Last week our newsletter was about what WhatsApp was making to its privacy practices, including sharing information and data with Facebook (Facebook owns WhatsApp). After WhatsApp’s privacy changes were announced, there was a widespread backlash. People are rightly concerned about their privacy, and Facebook does not have a good track record regarding the issue. In response to the public outcry, WhatsApp announced that it was delaying implementing the privacy changes from February 9th to May 15th to give users time to review and understand the changes.
Attorneys and law firms are typically extra cautious about privacy and security. Even the sharing of non-identifying data or information with Facebook should be a concern. Once a trickle of information is shared, it could lead to a waterfall. That is one of the reasons why many people started fleeing WhatsApp last week for other services. One of the messaging apps that saw a surge in new signups is Signal. The messaging app had such a massive number of people subscribing that its servers went down for 24 hours this past weekend.
Signal provides end-to-end encryption of messages, and its features include audio and video calls, group messaging, and sharing of files. It is owned by a nonprofit devoted to developing privacy technology. So there is likely no pressure to monetize and commercialize the app by transferring or selling user data, as opposed to the other messaging apps owned by for-profit companies.

**Given entries:**
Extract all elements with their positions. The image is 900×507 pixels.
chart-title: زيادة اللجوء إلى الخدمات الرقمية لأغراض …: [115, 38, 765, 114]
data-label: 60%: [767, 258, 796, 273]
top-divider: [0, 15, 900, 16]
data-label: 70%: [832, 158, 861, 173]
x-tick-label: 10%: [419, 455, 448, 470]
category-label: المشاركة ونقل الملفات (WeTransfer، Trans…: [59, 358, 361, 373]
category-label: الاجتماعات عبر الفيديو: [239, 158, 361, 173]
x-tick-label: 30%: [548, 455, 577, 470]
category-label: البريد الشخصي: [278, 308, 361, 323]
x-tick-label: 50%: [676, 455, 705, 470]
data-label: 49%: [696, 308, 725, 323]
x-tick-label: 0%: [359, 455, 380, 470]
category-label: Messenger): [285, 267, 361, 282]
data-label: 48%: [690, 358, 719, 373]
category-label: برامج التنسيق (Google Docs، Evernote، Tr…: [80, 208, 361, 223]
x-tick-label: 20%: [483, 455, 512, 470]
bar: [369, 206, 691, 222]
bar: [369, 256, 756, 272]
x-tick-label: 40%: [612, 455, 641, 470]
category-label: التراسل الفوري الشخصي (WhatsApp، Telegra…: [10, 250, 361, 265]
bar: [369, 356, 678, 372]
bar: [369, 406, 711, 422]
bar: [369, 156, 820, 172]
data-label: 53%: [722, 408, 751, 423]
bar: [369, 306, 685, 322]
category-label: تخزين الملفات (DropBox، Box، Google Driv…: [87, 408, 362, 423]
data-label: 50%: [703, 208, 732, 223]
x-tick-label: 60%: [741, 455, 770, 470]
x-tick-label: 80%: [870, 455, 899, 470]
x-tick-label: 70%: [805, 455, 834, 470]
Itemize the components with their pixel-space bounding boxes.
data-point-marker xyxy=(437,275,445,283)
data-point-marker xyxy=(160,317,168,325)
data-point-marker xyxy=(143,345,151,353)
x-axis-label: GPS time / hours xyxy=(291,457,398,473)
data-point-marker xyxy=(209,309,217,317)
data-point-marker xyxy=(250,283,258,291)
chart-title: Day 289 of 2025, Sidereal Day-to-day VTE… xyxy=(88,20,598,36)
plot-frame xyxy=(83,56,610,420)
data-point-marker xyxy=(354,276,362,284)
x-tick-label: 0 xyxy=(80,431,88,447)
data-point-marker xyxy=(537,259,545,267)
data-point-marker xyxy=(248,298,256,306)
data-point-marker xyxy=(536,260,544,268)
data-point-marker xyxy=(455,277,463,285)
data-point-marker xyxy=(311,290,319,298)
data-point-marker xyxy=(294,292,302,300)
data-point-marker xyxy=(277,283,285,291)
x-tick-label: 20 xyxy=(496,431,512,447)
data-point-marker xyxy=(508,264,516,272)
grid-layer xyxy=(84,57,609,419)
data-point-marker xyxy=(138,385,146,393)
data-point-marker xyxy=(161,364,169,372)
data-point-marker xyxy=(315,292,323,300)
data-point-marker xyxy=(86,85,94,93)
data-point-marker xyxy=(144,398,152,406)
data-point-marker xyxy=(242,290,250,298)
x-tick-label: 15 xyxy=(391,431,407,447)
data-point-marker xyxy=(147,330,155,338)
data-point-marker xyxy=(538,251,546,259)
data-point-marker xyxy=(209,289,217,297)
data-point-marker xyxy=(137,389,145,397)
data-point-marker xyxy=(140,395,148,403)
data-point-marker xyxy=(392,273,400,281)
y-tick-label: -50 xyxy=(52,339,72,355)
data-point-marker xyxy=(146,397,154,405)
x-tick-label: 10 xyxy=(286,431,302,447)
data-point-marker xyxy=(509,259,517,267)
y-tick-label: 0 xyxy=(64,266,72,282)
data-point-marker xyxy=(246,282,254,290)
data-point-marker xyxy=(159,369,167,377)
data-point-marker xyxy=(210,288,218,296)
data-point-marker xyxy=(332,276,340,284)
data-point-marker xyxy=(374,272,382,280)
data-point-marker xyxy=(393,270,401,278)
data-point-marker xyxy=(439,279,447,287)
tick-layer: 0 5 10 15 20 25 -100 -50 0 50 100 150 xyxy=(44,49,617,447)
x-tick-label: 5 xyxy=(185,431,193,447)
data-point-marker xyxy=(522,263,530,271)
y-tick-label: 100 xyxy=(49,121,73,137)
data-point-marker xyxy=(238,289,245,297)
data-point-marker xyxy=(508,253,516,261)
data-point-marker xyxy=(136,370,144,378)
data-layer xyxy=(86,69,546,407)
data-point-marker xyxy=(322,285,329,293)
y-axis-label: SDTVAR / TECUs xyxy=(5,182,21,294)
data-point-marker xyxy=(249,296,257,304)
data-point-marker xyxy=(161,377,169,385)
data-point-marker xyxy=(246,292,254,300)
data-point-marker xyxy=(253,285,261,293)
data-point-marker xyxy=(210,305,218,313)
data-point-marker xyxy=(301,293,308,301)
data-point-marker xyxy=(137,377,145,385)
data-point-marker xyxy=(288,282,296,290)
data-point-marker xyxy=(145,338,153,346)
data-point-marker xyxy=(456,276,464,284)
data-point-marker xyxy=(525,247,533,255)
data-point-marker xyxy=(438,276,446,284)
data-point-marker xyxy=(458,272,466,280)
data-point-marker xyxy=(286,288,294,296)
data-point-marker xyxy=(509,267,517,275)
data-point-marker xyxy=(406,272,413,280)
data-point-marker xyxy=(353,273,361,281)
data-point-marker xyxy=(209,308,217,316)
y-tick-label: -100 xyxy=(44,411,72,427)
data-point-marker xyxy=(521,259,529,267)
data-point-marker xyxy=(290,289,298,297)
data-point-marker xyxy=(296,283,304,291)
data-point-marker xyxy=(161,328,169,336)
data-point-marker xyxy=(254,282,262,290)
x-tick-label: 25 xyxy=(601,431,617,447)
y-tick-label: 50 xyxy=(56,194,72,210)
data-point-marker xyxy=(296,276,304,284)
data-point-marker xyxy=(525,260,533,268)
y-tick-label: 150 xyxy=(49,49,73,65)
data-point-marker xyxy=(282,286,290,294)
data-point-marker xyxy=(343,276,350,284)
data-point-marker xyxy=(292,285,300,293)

**Work request A:**
From the passage on WhatsApp's privacy changes, reproduce the part that starts at the words "Last week our" and ends after the words "understand the changes.".
**Work request B:**
Write the next part of the passage on WhatsApp's privacy changes, picking up after its last sentence.

**Output A:**
Last week our newsletter was about what WhatsApp was making to its privacy practices, including sharing information and data with Facebook (Facebook owns WhatsApp). After WhatsApp’s privacy changes were announced, there was a widespread backlash. People are rightly concerned about their privacy, and Facebook does not have a good track record regarding the issue. In response to the public outcry, WhatsApp announced that it was delaying implementing the privacy changes from February 9th to May 15th to give users time to review and understand the changes.

**Output B:**
Signal may be a good alternative to WhatsApp. Attorneys and law firms should research messaging services and their privacy policies to find the best fits their needs while adequately securing data. Keep in mind that most states’ rules of professional conduct for attorneys include an ethical duty of technology competence. Many of those rules are modeled after Comment 8 to Rule 1.1 of the ABA’s Model Rules of Professional Conduct, which states that “a lawyer should keep abreast of changes in the law and its practice, including the benefits and risks associated with relevant technology.” Lawyers rely on technology, and being up-to-date on the privacy implications of using various services is becoming increasingly important.
Law firms may want to include clauses in their retainer agreements regarding the use of e-mail and messaging services so that clients are fully aware of any potential risks. The following is a sample which you should modify to meet your needs and circumstances:
Communications With Us:
The Client understands that (a) communicating with our Law Firm through e-mail or messaging service (such as WhatsApp, Signal, or Telegram) may not be a secure method of communication; (b) communications sent by e-mail or messaging services may be saved, copied and held by phones, computers, and servers; (c) persons not participating in our communications may intercept our communications by improperly accessing yours or our computer or phone, or by accessing an e-mail or messaging service providers’ servers; (d) even if contacts are deleted metadata may be retrieved and accessed which may allow the person accessing it to obtain varying amounts of information; and (d) the privacy policies of e-mail and messaging service providers may change over time and the service providers may share data related to our communications. Our Law Firm is communicating with you via e-mail and messaging services because you have consented to receive communications via these mediums. If you change your mind and want future communications to be sent differently, please let us know at once.